Task statement: Which lines in the material below contain the word "What"? Copy each of them.

Data for this exercise:
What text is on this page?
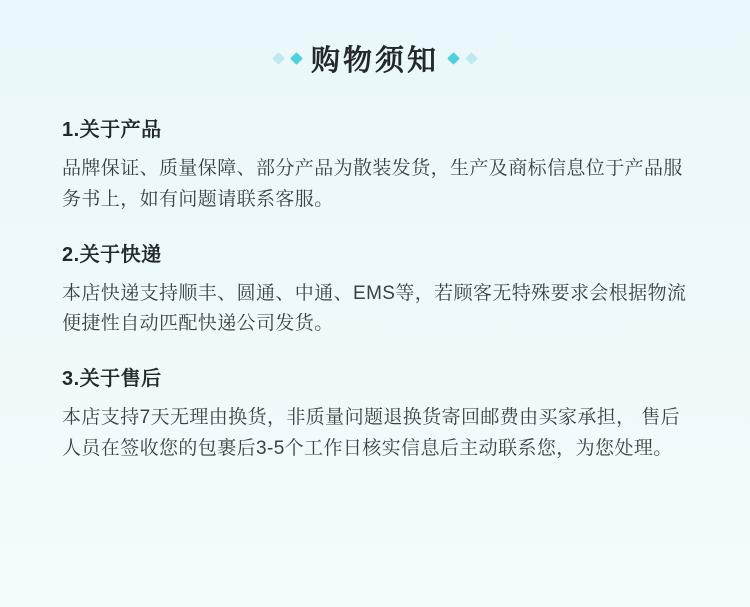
购物须知
1.关于产品

品牌保证、质量保障、部分产品为散装发货，生产及商标信息位于产品服务书上，如有问题请联系客服。

2.关于快递

本店快递支持顺丰、圆通、中通、EMS等，若顾客无特殊要求会根据物流便捷性自动匹配快递公司发货。

3.关于售后

本店支持7天无理由换货，非质量问题退换货寄回邮费由买家承担， 售后人员在签收您的包裹后3-5个工作日核实信息后主动联系您，为您处理。
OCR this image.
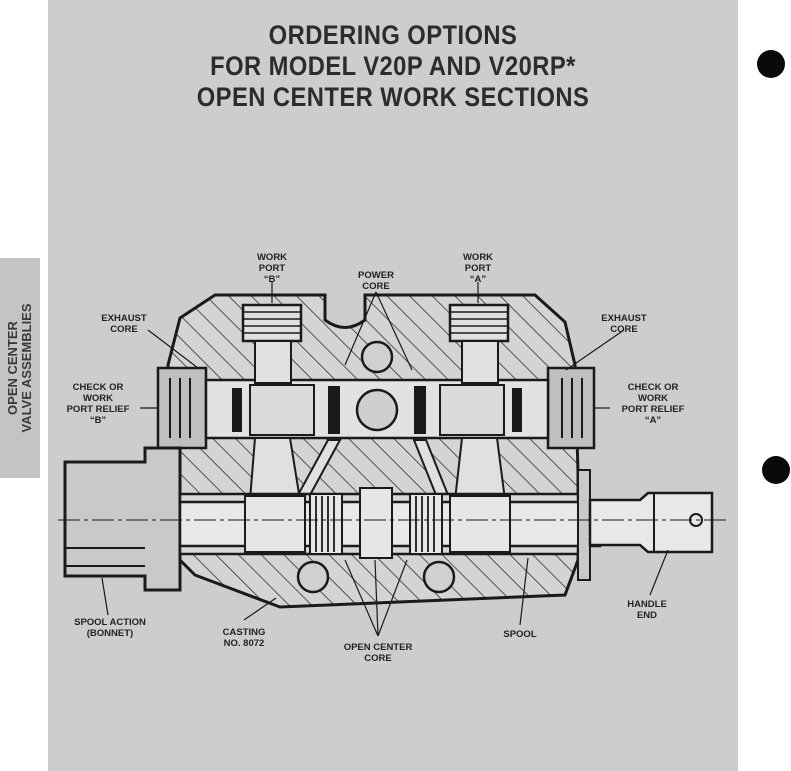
OPEN CENTER VALVE ASSEMBLIES
ORDERING OPTIONS
FOR MODEL V20P AND V20RP*
OPEN CENTER WORK SECTIONS
WORK
PORT
“B”
WORK
PORT
“A”
POWER
CORE
EXHAUST
CORE
EXHAUST
CORE
CHECK OR
WORK
PORT RELIEF
“B”
CHECK OR
WORK
PORT RELIEF
“A”
SPOOL ACTION
(BONNET)	CASTING
NO. 8072	OPEN CENTER
CORE
SPOOL
HANDLE
END
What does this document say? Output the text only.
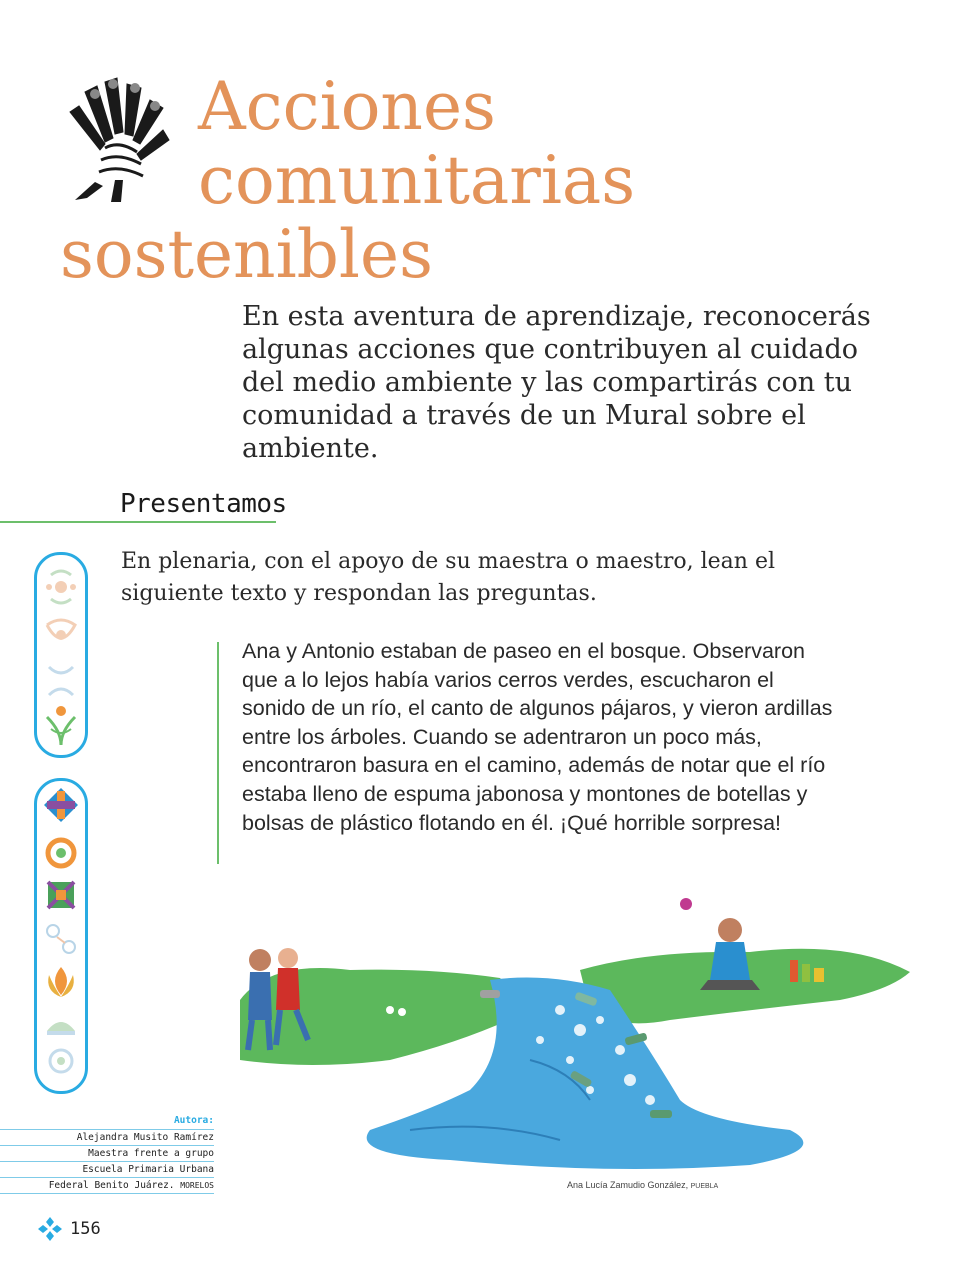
Acciones
comunitarias
sostenibles

En esta aventura de aprendizaje, reconocerás algunas acciones que contribuyen al cuidado del medio ambiente y las compartirás con tu comunidad a través de un Mural sobre el ambiente.

Presentamos

En plenaria, con el apoyo de su maestra o maestro, lean el siguiente texto y respondan las preguntas.

Ana y Antonio estaban de paseo en el bosque. Observaron que a lo lejos había varios cerros verdes, escucharon el sonido de un río, el canto de algunos pájaros, y vieron ardillas entre los árboles. Cuando se adentraron un poco más, encontraron basura en el camino, además de notar que el río estaba lleno de espuma jabonosa y montones de botellas y bolsas de plástico flotando en él. ¡Qué horrible sorpresa!

Autora:
Alejandra Musito Ramírez
Maestra frente a grupo
Escuela Primaria Urbana
Federal Benito Juárez. MORELOS	Ana Lucía Zamudio González, PUEBLA
156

Correct result:
What text is on this page?
What does this document say? Output the text only.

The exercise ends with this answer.